Record extracts:
######
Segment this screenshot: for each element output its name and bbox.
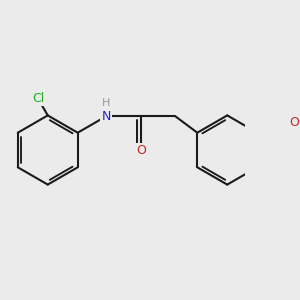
Text: H: H [102, 98, 110, 108]
Text: O: O [136, 144, 146, 158]
Text: O: O [289, 116, 299, 128]
Text: N: N [101, 110, 111, 123]
Text: Cl: Cl [32, 92, 44, 105]
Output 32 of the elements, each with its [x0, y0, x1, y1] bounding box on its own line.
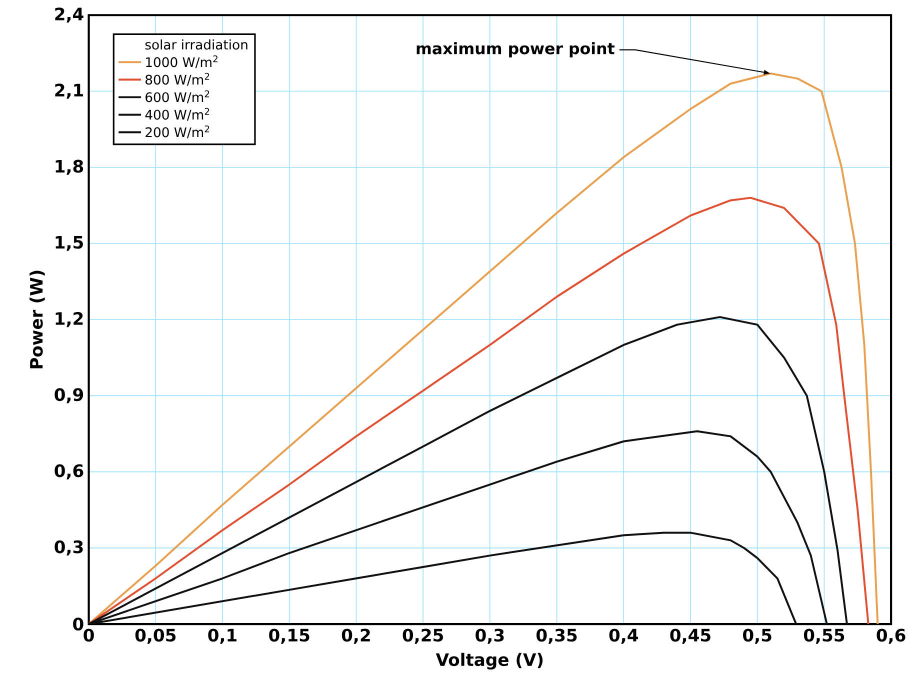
######
Exercise requirements: Copy the data above word for word, leaving out the pictures.

Reply to the task:
Segment this screenshot: for each element output its name and bbox.
Text: H: H [102, 98, 110, 108]
Text: O: O [136, 144, 146, 158]
Text: O: O [289, 116, 299, 128]
Text: N: N [101, 110, 111, 123]
Text: Cl: Cl [32, 92, 44, 105]
Output 32 of the elements, each with its [x0, y0, x1, y1] bounding box on its own line.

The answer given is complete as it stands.